* BEGIN DATA SECTION *

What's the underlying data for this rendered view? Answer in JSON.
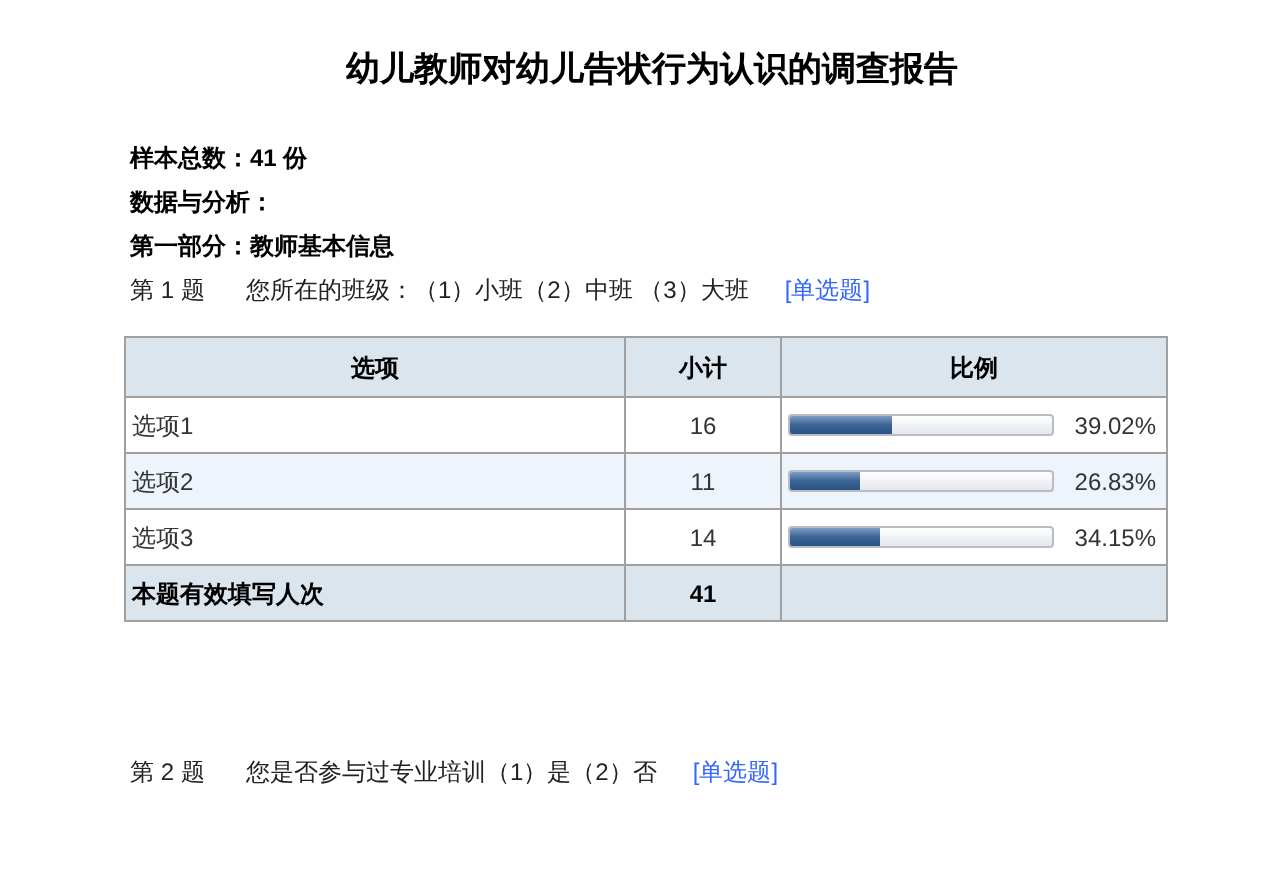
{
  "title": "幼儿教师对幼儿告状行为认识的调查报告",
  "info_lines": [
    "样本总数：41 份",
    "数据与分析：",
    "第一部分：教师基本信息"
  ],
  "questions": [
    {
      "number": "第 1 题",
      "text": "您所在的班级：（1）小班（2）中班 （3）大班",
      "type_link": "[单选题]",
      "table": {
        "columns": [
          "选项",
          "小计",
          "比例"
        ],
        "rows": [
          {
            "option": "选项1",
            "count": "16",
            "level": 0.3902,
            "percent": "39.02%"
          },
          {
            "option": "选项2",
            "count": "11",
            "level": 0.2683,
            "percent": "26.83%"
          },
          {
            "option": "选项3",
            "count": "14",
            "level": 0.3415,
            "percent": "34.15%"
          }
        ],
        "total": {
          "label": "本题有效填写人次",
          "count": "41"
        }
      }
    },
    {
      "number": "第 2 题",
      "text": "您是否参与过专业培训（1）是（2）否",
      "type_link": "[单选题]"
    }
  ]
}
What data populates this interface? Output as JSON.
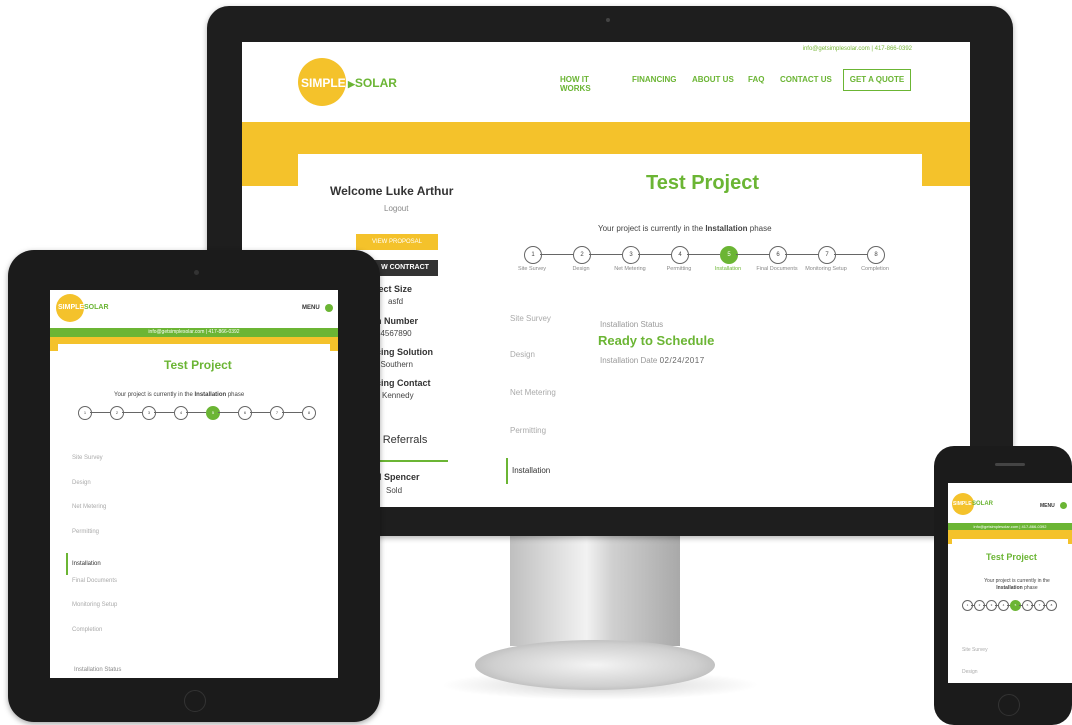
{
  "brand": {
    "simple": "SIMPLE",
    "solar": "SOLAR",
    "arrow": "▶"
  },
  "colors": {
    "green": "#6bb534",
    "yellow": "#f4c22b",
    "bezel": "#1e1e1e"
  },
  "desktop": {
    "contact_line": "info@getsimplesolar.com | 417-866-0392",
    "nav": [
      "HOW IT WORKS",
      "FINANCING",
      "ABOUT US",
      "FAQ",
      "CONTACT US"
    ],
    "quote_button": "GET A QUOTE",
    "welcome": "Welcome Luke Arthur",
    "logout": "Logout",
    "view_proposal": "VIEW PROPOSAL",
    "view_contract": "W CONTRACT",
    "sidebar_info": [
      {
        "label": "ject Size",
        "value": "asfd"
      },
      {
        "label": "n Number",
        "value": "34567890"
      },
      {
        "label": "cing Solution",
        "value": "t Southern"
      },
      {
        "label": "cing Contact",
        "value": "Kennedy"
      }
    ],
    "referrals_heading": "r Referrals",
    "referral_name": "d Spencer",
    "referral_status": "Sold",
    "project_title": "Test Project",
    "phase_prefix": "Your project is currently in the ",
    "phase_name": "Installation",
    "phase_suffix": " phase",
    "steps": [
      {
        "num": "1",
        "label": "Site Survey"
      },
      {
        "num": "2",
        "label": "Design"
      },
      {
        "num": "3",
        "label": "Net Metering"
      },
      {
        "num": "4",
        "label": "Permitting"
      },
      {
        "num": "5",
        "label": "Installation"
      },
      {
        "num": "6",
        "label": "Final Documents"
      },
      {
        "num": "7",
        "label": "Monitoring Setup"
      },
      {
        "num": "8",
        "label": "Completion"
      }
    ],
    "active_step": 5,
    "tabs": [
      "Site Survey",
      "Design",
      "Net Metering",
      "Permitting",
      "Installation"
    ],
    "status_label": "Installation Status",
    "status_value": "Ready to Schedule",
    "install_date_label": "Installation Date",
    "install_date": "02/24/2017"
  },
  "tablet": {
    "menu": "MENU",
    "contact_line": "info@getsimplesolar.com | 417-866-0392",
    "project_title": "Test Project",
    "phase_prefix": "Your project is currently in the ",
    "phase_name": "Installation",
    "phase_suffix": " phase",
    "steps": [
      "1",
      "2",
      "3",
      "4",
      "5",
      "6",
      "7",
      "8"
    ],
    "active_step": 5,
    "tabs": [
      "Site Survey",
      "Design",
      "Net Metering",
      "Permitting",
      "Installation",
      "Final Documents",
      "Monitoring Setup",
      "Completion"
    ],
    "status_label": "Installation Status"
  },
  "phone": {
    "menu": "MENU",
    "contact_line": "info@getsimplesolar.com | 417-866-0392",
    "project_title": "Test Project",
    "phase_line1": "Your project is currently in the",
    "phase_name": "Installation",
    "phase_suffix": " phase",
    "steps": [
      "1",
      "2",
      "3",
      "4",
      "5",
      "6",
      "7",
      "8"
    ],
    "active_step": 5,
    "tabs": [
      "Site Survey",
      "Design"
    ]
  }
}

* END DATA SECTION *

* _GIVEN PROBLEM_:
Pictures don't belong in the copy. Restate all the entries exactly.

* _EXERCISE SOLUTION_:
What's the underlying data for this rendered view? Answer in JSON.
{
  "title": "幼儿教师对幼儿告状行为认识的调查报告",
  "info_lines": [
    "样本总数：41 份",
    "数据与分析：",
    "第一部分：教师基本信息"
  ],
  "questions": [
    {
      "number": "第 1 题",
      "text": "您所在的班级：（1）小班（2）中班 （3）大班",
      "type_link": "[单选题]",
      "table": {
        "columns": [
          "选项",
          "小计",
          "比例"
        ],
        "rows": [
          {
            "option": "选项1",
            "count": "16",
            "level": 0.3902,
            "percent": "39.02%"
          },
          {
            "option": "选项2",
            "count": "11",
            "level": 0.2683,
            "percent": "26.83%"
          },
          {
            "option": "选项3",
            "count": "14",
            "level": 0.3415,
            "percent": "34.15%"
          }
        ],
        "total": {
          "label": "本题有效填写人次",
          "count": "41"
        }
      }
    },
    {
      "number": "第 2 题",
      "text": "您是否参与过专业培训（1）是（2）否",
      "type_link": "[单选题]"
    }
  ]
}
What data populates this interface? Output as JSON.
{
  "brand": {
    "simple": "SIMPLE",
    "solar": "SOLAR",
    "arrow": "▶"
  },
  "colors": {
    "green": "#6bb534",
    "yellow": "#f4c22b",
    "bezel": "#1e1e1e"
  },
  "desktop": {
    "contact_line": "info@getsimplesolar.com | 417-866-0392",
    "nav": [
      "HOW IT WORKS",
      "FINANCING",
      "ABOUT US",
      "FAQ",
      "CONTACT US"
    ],
    "quote_button": "GET A QUOTE",
    "welcome": "Welcome Luke Arthur",
    "logout": "Logout",
    "view_proposal": "VIEW PROPOSAL",
    "view_contract": "W CONTRACT",
    "sidebar_info": [
      {
        "label": "ject Size",
        "value": "asfd"
      },
      {
        "label": "n Number",
        "value": "34567890"
      },
      {
        "label": "cing Solution",
        "value": "t Southern"
      },
      {
        "label": "cing Contact",
        "value": "Kennedy"
      }
    ],
    "referrals_heading": "r Referrals",
    "referral_name": "d Spencer",
    "referral_status": "Sold",
    "project_title": "Test Project",
    "phase_prefix": "Your project is currently in the ",
    "phase_name": "Installation",
    "phase_suffix": " phase",
    "steps": [
      {
        "num": "1",
        "label": "Site Survey"
      },
      {
        "num": "2",
        "label": "Design"
      },
      {
        "num": "3",
        "label": "Net Metering"
      },
      {
        "num": "4",
        "label": "Permitting"
      },
      {
        "num": "5",
        "label": "Installation"
      },
      {
        "num": "6",
        "label": "Final Documents"
      },
      {
        "num": "7",
        "label": "Monitoring Setup"
      },
      {
        "num": "8",
        "label": "Completion"
      }
    ],
    "active_step": 5,
    "tabs": [
      "Site Survey",
      "Design",
      "Net Metering",
      "Permitting",
      "Installation"
    ],
    "status_label": "Installation Status",
    "status_value": "Ready to Schedule",
    "install_date_label": "Installation Date",
    "install_date": "02/24/2017"
  },
  "tablet": {
    "menu": "MENU",
    "contact_line": "info@getsimplesolar.com | 417-866-0392",
    "project_title": "Test Project",
    "phase_prefix": "Your project is currently in the ",
    "phase_name": "Installation",
    "phase_suffix": " phase",
    "steps": [
      "1",
      "2",
      "3",
      "4",
      "5",
      "6",
      "7",
      "8"
    ],
    "active_step": 5,
    "tabs": [
      "Site Survey",
      "Design",
      "Net Metering",
      "Permitting",
      "Installation",
      "Final Documents",
      "Monitoring Setup",
      "Completion"
    ],
    "status_label": "Installation Status"
  },
  "phone": {
    "menu": "MENU",
    "contact_line": "info@getsimplesolar.com | 417-866-0392",
    "project_title": "Test Project",
    "phase_line1": "Your project is currently in the",
    "phase_name": "Installation",
    "phase_suffix": " phase",
    "steps": [
      "1",
      "2",
      "3",
      "4",
      "5",
      "6",
      "7",
      "8"
    ],
    "active_step": 5,
    "tabs": [
      "Site Survey",
      "Design"
    ]
  }
}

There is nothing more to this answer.